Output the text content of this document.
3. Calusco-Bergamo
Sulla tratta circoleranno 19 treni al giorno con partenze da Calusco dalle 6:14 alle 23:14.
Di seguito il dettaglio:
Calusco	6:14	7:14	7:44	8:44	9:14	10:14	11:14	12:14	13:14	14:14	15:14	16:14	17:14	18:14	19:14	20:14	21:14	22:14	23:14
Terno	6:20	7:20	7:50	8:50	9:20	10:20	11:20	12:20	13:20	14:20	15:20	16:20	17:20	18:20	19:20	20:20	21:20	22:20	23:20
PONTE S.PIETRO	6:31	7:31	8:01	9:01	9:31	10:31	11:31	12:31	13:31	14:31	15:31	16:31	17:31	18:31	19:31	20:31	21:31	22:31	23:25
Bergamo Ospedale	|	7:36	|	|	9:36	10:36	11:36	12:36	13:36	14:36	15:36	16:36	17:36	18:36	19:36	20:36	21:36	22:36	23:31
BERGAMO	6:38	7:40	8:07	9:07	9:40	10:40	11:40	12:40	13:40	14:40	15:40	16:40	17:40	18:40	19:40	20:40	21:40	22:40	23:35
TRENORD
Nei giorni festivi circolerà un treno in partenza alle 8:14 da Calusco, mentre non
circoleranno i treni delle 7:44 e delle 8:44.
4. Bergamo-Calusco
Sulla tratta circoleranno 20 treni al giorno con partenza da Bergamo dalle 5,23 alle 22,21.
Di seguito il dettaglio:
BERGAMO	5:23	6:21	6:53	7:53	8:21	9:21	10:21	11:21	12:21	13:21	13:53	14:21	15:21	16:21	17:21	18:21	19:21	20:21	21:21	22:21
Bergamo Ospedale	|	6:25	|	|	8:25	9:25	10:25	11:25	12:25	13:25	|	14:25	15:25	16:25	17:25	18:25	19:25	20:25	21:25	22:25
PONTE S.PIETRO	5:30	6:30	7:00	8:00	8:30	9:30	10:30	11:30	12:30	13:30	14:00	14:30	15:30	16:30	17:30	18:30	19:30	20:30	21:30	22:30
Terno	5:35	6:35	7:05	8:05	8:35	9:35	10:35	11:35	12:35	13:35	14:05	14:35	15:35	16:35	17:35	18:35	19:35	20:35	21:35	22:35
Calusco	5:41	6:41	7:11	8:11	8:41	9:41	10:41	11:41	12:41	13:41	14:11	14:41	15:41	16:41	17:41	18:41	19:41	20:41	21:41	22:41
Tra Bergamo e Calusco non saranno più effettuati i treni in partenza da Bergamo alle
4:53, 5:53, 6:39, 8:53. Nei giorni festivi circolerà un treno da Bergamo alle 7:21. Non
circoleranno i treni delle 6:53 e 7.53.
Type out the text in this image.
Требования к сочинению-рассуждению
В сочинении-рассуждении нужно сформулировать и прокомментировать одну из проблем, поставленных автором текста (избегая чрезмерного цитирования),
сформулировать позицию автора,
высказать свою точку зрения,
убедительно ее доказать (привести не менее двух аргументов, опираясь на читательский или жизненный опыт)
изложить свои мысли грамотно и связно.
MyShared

#### [What to work on]
Hand back the material above in full, exactly as written.

#### [Result]
Output the text content of this document.
3. Calusco-Bergamo
Sulla tratta circoleranno 19 treni al giorno con partenze da Calusco dalle 6:14 alle 23:14.
Di seguito il dettaglio:
Calusco	6:14	7:14	7:44	8:44	9:14	10:14	11:14	12:14	13:14	14:14	15:14	16:14	17:14	18:14	19:14	20:14	21:14	22:14	23:14
Terno	6:20	7:20	7:50	8:50	9:20	10:20	11:20	12:20	13:20	14:20	15:20	16:20	17:20	18:20	19:20	20:20	21:20	22:20	23:20
PONTE S.PIETRO	6:31	7:31	8:01	9:01	9:31	10:31	11:31	12:31	13:31	14:31	15:31	16:31	17:31	18:31	19:31	20:31	21:31	22:31	23:25
Bergamo Ospedale	|	7:36	|	|	9:36	10:36	11:36	12:36	13:36	14:36	15:36	16:36	17:36	18:36	19:36	20:36	21:36	22:36	23:31
BERGAMO	6:38	7:40	8:07	9:07	9:40	10:40	11:40	12:40	13:40	14:40	15:40	16:40	17:40	18:40	19:40	20:40	21:40	22:40	23:35
TRENORD
Nei giorni festivi circolerà un treno in partenza alle 8:14 da Calusco, mentre non
circoleranno i treni delle 7:44 e delle 8:44.
4. Bergamo-Calusco
Sulla tratta circoleranno 20 treni al giorno con partenza da Bergamo dalle 5,23 alle 22,21.
Di seguito il dettaglio:
BERGAMO	5:23	6:21	6:53	7:53	8:21	9:21	10:21	11:21	12:21	13:21	13:53	14:21	15:21	16:21	17:21	18:21	19:21	20:21	21:21	22:21
Bergamo Ospedale	|	6:25	|	|	8:25	9:25	10:25	11:25	12:25	13:25	|	14:25	15:25	16:25	17:25	18:25	19:25	20:25	21:25	22:25
PONTE S.PIETRO	5:30	6:30	7:00	8:00	8:30	9:30	10:30	11:30	12:30	13:30	14:00	14:30	15:30	16:30	17:30	18:30	19:30	20:30	21:30	22:30
Terno	5:35	6:35	7:05	8:05	8:35	9:35	10:35	11:35	12:35	13:35	14:05	14:35	15:35	16:35	17:35	18:35	19:35	20:35	21:35	22:35
Calusco	5:41	6:41	7:11	8:11	8:41	9:41	10:41	11:41	12:41	13:41	14:11	14:41	15:41	16:41	17:41	18:41	19:41	20:41	21:41	22:41
Tra Bergamo e Calusco non saranno più effettuati i treni in partenza da Bergamo alle
4:53, 5:53, 6:39, 8:53. Nei giorni festivi circolerà un treno da Bergamo alle 7:21. Non
circoleranno i treni delle 6:53 e 7.53.
Type out the text in this image.
Требования к сочинению-рассуждению
В сочинении-рассуждении нужно сформулировать и прокомментировать одну из проблем, поставленных автором текста (избегая чрезмерного цитирования),
сформулировать позицию автора,
высказать свою точку зрения,
убедительно ее доказать (привести не менее двух аргументов, опираясь на читательский или жизненный опыт)
изложить свои мысли грамотно и связно.
MyShared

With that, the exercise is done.